#### TASK REQUIREMENTS:
Below are the records; copy each line in them that holds the word "Create".

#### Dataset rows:
┄┄┄┄┄┄┄┄┄┄
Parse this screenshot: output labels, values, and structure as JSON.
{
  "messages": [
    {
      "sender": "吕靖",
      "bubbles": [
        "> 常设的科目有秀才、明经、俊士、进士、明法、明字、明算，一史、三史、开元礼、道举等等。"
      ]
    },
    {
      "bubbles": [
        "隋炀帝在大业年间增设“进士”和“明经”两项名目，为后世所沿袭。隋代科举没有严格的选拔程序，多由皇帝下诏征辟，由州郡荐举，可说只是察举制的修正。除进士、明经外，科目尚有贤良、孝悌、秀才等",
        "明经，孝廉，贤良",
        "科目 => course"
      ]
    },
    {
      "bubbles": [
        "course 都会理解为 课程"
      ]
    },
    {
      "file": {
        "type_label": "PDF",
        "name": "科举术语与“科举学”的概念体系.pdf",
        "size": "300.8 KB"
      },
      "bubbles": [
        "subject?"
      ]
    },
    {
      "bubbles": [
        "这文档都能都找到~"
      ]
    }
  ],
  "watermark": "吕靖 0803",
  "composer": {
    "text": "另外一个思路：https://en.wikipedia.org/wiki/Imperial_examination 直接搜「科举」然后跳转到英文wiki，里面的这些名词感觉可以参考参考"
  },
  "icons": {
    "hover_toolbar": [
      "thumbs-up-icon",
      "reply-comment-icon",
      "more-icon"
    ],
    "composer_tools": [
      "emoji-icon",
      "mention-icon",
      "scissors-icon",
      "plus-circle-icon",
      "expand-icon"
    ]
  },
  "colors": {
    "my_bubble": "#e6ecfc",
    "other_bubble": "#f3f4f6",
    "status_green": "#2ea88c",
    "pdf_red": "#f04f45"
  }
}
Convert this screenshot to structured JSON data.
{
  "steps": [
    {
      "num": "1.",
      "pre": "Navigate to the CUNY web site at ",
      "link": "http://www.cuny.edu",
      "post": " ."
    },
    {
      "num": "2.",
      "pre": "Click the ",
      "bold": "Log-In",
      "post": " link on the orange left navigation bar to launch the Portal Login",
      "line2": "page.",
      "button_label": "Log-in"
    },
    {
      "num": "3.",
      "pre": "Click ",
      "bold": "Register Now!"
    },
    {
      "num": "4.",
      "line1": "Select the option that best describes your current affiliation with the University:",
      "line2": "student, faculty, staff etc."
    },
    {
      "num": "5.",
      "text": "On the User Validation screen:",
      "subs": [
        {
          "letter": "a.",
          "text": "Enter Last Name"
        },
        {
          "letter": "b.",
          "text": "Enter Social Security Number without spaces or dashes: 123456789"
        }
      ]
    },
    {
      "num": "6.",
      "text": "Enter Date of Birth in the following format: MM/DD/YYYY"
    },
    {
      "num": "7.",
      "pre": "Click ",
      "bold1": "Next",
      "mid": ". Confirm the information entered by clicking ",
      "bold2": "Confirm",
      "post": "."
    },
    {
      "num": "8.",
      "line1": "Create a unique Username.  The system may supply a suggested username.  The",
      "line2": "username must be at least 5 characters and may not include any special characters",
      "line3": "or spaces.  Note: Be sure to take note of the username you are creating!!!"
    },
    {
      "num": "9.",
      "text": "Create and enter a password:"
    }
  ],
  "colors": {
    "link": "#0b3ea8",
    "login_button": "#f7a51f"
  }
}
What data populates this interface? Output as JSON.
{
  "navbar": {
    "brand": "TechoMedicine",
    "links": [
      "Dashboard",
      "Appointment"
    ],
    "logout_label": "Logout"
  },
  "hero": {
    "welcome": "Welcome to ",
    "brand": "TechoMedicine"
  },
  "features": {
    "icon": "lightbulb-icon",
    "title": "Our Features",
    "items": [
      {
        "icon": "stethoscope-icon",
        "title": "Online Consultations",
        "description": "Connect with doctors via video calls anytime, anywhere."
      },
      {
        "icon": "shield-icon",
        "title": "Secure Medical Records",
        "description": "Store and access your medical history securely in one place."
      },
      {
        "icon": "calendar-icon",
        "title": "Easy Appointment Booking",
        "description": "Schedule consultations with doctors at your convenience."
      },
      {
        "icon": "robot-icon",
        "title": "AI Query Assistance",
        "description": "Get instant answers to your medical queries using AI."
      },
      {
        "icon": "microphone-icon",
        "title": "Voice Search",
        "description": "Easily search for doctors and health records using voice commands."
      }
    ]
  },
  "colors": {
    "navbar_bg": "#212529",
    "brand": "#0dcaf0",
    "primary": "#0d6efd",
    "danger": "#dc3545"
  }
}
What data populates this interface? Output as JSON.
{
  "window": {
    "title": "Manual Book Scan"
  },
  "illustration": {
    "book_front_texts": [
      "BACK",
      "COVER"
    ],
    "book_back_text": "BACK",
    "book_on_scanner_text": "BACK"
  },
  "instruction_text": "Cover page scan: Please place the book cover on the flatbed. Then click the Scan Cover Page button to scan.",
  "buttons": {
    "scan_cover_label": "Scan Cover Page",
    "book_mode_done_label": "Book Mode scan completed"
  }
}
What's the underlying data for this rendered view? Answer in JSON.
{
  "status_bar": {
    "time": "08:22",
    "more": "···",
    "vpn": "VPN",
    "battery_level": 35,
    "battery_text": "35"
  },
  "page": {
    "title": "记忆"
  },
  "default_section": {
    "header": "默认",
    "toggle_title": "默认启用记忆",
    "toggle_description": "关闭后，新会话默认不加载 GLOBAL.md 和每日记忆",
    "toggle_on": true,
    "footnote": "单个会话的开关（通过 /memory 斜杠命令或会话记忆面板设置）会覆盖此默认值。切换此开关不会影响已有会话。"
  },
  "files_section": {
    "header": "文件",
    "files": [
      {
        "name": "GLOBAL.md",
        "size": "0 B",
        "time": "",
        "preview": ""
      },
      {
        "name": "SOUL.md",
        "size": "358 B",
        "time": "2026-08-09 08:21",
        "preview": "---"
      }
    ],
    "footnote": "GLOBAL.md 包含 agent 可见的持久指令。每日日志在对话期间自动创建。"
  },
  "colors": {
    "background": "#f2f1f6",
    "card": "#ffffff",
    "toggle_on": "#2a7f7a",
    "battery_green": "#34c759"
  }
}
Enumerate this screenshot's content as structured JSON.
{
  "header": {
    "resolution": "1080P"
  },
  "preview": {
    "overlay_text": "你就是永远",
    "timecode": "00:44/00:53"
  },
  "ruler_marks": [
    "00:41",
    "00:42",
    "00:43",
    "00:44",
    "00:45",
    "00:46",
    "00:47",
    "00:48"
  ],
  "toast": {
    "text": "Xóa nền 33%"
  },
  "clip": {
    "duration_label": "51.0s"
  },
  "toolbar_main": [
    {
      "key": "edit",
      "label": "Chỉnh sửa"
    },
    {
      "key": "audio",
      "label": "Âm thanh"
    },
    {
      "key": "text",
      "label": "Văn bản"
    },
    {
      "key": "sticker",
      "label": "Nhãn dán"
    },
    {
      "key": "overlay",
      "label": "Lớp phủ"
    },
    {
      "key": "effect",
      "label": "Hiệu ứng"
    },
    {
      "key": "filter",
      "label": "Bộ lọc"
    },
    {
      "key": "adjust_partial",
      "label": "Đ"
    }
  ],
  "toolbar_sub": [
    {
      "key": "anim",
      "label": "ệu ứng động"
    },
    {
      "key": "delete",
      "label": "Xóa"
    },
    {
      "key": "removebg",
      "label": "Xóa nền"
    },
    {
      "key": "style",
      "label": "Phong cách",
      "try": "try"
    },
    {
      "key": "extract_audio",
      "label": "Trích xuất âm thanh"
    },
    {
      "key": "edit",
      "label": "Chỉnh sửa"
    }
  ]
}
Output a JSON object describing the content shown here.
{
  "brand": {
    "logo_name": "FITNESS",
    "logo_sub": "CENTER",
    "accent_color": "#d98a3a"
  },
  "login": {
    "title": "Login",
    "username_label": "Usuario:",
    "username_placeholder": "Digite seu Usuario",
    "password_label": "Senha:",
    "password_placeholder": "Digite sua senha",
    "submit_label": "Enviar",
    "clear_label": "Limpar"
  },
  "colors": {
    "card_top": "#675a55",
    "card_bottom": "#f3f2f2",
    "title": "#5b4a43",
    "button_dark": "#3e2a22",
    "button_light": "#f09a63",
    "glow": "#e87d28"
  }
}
┄┄┄┄┄┄┄┄┄┄
#### SOLUTION:
      "line1": "Create a unique Username.  The system may supply a suggested username.  The",
      "text": "Create and enter a password:"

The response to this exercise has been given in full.